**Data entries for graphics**
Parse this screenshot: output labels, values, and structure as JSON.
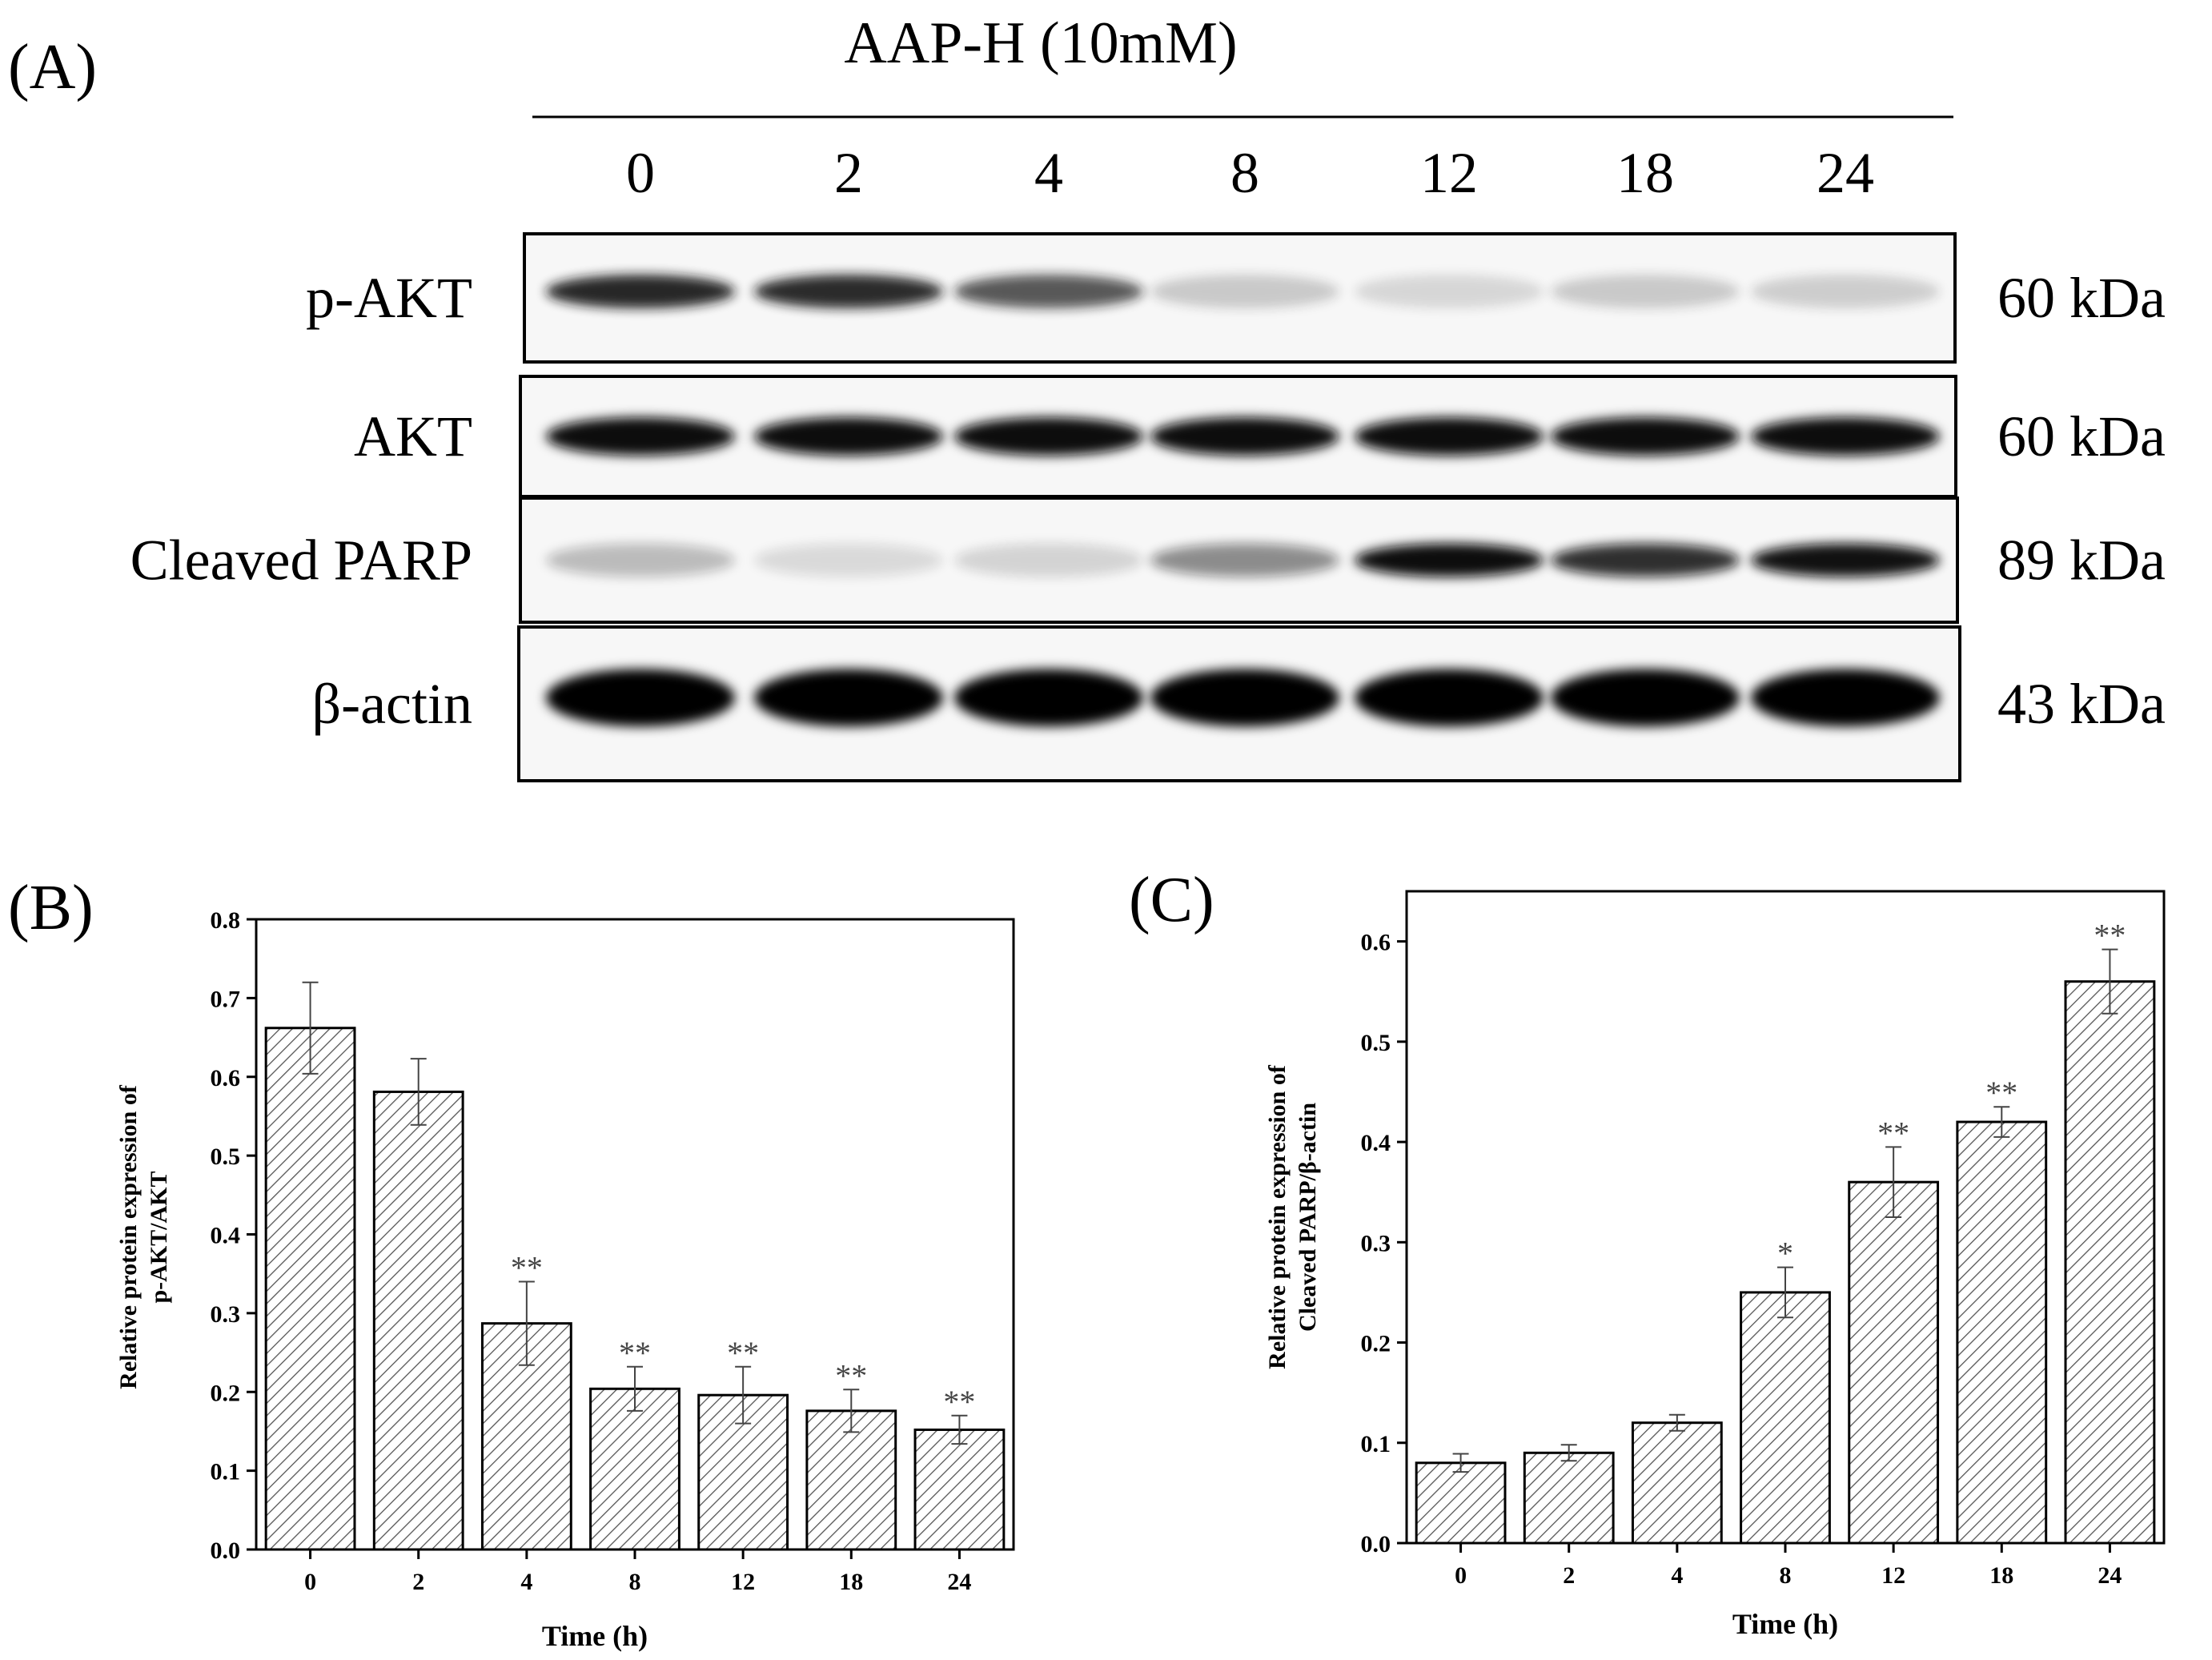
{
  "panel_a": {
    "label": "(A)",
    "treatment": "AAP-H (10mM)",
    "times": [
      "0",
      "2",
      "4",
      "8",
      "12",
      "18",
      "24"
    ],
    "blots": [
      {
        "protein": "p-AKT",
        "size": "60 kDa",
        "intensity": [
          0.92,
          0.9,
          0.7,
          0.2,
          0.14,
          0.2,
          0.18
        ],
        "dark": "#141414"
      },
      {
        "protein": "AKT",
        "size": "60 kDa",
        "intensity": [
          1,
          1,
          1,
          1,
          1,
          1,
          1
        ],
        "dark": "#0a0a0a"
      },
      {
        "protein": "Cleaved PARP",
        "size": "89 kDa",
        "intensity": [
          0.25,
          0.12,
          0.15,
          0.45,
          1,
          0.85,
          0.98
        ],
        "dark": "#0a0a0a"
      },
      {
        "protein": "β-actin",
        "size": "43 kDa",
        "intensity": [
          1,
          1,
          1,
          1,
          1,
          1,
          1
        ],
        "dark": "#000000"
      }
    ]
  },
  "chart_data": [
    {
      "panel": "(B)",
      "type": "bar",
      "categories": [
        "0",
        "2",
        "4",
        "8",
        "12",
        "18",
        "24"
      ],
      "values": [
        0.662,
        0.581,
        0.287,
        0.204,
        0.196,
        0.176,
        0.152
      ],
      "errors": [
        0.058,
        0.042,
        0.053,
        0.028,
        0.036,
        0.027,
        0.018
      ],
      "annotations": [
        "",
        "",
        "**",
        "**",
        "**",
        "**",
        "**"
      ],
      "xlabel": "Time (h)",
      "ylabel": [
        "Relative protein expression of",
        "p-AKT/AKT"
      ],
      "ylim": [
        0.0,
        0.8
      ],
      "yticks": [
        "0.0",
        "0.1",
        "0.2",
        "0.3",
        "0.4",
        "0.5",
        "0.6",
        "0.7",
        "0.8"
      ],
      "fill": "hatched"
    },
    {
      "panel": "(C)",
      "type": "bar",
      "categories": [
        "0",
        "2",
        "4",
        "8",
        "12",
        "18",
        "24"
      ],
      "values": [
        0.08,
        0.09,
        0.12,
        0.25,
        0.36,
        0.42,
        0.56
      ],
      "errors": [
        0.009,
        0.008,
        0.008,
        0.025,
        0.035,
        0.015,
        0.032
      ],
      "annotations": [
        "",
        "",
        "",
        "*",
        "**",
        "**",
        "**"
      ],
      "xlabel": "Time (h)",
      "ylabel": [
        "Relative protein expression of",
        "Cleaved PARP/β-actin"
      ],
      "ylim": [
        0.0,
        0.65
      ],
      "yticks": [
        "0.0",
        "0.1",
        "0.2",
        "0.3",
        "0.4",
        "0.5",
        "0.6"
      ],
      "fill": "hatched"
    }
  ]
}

...

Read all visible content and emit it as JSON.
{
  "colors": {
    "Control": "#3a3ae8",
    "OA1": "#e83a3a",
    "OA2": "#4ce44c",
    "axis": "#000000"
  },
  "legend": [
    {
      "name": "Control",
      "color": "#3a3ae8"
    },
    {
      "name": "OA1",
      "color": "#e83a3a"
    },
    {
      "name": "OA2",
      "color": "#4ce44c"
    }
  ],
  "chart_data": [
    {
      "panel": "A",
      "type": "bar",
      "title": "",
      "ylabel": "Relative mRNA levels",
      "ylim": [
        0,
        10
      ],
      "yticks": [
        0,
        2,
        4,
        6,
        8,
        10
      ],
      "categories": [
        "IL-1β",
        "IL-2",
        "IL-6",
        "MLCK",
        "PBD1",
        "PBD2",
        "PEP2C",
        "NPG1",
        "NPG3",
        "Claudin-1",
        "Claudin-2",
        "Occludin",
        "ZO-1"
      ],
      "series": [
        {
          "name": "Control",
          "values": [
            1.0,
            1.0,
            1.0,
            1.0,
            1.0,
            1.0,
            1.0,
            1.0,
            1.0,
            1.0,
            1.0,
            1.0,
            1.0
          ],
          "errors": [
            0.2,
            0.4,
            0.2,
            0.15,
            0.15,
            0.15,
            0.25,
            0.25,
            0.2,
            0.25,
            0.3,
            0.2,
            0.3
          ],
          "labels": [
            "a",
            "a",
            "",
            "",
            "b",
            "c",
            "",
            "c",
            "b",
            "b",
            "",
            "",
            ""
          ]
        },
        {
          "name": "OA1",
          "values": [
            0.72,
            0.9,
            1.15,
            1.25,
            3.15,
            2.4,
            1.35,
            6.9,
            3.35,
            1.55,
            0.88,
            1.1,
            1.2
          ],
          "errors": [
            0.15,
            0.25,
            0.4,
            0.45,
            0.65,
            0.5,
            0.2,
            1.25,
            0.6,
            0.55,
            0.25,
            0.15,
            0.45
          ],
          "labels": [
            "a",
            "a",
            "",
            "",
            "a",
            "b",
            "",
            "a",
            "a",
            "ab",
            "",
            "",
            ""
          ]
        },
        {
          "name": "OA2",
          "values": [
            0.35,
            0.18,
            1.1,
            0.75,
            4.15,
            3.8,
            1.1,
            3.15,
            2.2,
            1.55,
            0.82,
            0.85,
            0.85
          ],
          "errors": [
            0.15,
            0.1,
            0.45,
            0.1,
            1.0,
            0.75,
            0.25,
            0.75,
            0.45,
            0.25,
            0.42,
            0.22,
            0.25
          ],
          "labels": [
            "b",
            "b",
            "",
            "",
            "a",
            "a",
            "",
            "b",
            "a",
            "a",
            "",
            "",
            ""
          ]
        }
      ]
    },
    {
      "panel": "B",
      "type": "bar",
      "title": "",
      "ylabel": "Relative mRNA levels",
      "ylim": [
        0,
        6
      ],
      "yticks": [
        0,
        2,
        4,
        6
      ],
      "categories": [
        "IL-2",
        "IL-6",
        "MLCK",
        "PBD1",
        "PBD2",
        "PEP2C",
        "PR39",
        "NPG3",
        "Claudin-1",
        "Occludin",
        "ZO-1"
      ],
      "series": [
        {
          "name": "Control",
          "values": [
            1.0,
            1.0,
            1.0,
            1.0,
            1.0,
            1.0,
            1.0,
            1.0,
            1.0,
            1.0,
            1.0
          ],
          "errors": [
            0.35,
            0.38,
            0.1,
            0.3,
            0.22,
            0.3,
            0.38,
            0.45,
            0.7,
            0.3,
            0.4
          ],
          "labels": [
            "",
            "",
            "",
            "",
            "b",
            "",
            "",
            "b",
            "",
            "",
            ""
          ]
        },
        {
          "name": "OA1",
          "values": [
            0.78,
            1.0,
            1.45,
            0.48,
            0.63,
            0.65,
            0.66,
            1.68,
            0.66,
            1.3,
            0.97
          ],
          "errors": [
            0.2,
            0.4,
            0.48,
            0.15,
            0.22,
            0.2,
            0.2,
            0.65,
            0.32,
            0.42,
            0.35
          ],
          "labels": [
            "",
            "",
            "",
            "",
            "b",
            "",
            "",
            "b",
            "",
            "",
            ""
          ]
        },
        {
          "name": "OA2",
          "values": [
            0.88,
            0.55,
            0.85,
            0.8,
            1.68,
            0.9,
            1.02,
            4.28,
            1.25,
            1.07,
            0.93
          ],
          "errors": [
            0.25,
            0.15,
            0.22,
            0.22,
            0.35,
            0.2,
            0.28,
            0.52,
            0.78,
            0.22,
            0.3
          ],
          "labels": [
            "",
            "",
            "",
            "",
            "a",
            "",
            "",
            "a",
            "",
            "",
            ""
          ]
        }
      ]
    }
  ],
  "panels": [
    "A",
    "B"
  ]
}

**Problem to work on**
The exercise is to copy out every line above that has the word "JSON" in it.

**Written solution**
Parse this screenshot: output labels, values, and structure as JSON.
Read all visible content and emit it as JSON.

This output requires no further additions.